Goal of the exercise:
Below is a block of records. Copy every line in it that contains the word "Comparative".

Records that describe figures
━━━━━━━━
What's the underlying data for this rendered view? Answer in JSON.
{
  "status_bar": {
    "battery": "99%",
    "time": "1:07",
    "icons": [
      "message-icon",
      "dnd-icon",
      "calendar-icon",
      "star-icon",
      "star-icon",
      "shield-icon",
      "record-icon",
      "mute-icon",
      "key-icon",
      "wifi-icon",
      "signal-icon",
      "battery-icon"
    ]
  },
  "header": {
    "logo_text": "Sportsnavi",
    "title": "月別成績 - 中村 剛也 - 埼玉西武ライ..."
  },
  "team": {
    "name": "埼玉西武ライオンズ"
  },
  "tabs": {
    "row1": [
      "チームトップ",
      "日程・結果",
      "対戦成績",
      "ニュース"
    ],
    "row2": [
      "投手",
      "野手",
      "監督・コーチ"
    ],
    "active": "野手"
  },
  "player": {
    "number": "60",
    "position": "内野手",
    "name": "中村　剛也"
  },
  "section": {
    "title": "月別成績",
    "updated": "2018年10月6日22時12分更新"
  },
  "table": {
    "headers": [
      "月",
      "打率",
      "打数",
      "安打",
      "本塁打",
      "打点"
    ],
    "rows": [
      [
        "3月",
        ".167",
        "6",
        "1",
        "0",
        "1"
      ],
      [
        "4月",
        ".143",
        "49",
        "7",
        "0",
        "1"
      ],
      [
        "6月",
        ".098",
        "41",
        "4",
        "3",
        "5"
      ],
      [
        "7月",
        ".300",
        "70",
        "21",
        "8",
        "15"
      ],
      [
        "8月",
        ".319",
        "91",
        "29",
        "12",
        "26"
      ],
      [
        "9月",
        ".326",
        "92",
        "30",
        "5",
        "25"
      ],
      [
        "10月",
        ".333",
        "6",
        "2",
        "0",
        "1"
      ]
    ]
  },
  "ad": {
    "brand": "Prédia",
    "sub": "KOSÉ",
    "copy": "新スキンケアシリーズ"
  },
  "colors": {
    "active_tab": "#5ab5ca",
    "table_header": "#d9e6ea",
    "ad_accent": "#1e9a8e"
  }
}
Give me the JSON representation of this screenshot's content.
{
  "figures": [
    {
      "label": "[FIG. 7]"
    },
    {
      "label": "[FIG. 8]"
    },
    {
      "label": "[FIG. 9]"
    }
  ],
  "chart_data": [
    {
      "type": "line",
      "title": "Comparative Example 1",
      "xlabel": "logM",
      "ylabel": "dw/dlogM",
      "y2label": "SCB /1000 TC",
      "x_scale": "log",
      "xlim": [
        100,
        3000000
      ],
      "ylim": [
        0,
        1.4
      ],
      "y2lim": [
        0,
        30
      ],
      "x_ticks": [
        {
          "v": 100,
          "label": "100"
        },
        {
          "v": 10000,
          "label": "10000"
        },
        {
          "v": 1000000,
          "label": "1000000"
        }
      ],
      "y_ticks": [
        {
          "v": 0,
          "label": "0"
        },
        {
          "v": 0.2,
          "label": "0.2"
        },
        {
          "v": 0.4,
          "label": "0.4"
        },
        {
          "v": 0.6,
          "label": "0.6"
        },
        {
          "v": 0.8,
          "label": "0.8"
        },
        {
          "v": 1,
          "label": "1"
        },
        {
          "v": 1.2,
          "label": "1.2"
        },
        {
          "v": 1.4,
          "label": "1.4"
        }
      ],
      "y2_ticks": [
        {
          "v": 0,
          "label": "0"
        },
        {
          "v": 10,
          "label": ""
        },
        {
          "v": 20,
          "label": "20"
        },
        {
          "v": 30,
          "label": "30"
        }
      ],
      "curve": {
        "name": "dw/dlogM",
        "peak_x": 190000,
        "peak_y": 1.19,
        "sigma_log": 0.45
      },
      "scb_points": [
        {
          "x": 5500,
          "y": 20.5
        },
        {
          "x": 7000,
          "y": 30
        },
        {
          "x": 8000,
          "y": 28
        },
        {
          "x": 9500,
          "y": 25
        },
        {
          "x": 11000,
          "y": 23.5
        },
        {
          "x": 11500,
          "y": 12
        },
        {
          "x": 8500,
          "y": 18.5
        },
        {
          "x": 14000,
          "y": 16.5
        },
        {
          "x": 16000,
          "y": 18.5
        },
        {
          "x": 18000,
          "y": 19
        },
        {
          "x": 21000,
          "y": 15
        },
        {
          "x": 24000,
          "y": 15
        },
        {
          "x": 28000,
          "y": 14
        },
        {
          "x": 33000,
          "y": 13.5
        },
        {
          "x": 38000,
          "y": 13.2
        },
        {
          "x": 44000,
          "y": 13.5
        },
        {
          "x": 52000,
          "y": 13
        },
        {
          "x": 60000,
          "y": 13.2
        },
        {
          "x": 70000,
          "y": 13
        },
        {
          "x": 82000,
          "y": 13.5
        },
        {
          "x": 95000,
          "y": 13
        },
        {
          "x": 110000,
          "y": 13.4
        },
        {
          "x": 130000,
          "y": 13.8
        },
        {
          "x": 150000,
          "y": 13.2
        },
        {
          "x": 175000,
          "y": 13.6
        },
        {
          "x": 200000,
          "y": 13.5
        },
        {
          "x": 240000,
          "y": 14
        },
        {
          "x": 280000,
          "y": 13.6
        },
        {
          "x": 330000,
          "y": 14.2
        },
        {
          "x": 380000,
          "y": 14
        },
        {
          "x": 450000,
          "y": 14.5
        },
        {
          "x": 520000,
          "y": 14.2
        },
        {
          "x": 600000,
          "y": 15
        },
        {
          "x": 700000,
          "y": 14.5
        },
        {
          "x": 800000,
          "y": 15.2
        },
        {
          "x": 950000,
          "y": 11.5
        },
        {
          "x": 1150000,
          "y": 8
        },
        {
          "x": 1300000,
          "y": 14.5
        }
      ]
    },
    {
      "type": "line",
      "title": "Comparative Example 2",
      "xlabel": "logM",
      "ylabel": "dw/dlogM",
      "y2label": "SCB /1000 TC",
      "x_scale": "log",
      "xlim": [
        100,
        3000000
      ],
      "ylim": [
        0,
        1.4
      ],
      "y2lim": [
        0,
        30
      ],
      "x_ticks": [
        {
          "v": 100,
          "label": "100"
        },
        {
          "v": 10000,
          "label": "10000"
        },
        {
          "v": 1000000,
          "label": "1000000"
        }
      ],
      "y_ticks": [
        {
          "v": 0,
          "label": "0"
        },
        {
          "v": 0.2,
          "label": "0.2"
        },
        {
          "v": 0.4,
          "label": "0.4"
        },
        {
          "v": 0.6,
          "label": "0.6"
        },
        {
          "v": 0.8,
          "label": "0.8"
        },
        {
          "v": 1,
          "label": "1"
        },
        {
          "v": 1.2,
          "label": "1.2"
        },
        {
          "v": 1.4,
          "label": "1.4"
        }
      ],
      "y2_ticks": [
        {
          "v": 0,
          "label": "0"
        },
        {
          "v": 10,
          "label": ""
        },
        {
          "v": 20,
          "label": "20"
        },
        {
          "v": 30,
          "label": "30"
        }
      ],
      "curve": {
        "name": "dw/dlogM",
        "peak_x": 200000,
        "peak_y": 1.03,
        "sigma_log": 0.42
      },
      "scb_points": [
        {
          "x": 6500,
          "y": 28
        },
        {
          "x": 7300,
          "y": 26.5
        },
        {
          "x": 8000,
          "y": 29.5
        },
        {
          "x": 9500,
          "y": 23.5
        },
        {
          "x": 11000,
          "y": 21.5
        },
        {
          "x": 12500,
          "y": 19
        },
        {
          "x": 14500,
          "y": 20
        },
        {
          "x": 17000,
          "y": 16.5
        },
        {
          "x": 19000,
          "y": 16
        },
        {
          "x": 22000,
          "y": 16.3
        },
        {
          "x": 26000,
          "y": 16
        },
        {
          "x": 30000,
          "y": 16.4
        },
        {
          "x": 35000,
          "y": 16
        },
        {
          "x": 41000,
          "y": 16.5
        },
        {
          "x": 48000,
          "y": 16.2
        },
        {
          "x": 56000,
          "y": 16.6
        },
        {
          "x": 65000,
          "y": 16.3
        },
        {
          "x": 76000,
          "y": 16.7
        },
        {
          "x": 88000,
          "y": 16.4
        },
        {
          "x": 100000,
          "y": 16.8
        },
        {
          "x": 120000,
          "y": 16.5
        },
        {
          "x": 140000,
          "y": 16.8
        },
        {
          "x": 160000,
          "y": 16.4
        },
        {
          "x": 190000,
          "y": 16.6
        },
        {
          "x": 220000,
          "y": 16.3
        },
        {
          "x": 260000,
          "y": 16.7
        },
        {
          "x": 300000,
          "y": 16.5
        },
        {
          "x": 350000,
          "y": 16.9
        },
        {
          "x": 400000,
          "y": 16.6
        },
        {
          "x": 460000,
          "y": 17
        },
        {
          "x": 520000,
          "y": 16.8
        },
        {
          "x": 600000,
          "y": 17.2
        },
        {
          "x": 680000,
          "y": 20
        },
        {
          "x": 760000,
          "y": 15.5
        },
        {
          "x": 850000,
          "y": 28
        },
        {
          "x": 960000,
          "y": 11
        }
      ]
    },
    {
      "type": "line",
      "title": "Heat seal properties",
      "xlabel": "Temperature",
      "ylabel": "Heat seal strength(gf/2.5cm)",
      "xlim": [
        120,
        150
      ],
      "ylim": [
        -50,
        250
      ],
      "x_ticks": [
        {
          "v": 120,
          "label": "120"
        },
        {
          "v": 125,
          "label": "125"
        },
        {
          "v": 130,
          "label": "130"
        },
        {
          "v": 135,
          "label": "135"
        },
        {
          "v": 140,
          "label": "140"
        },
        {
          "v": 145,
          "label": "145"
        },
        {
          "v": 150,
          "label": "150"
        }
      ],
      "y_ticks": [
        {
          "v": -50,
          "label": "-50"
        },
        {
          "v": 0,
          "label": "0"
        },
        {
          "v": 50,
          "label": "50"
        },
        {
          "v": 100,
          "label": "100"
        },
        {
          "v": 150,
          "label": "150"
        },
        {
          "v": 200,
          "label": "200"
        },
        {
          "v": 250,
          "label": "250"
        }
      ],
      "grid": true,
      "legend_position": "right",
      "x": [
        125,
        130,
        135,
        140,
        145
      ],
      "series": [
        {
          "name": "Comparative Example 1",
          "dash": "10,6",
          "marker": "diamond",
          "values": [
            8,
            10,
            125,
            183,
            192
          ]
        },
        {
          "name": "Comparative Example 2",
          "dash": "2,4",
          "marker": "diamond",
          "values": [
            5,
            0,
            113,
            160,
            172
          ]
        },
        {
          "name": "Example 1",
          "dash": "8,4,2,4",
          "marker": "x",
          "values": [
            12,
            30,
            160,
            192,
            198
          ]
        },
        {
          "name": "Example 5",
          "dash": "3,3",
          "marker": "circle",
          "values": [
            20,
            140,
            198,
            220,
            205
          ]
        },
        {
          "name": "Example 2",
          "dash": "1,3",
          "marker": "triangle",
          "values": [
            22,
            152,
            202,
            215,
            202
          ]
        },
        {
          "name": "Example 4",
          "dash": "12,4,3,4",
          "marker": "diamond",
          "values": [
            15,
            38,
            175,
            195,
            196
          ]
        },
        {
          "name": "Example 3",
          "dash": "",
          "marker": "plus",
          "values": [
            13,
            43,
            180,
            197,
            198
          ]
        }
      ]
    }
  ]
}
━━━━━━━━
Correct answer:
      "title": "Comparative Example 1",
      "title": "Comparative Example 2",
          "name": "Comparative Example 1",
          "name": "Comparative Example 2",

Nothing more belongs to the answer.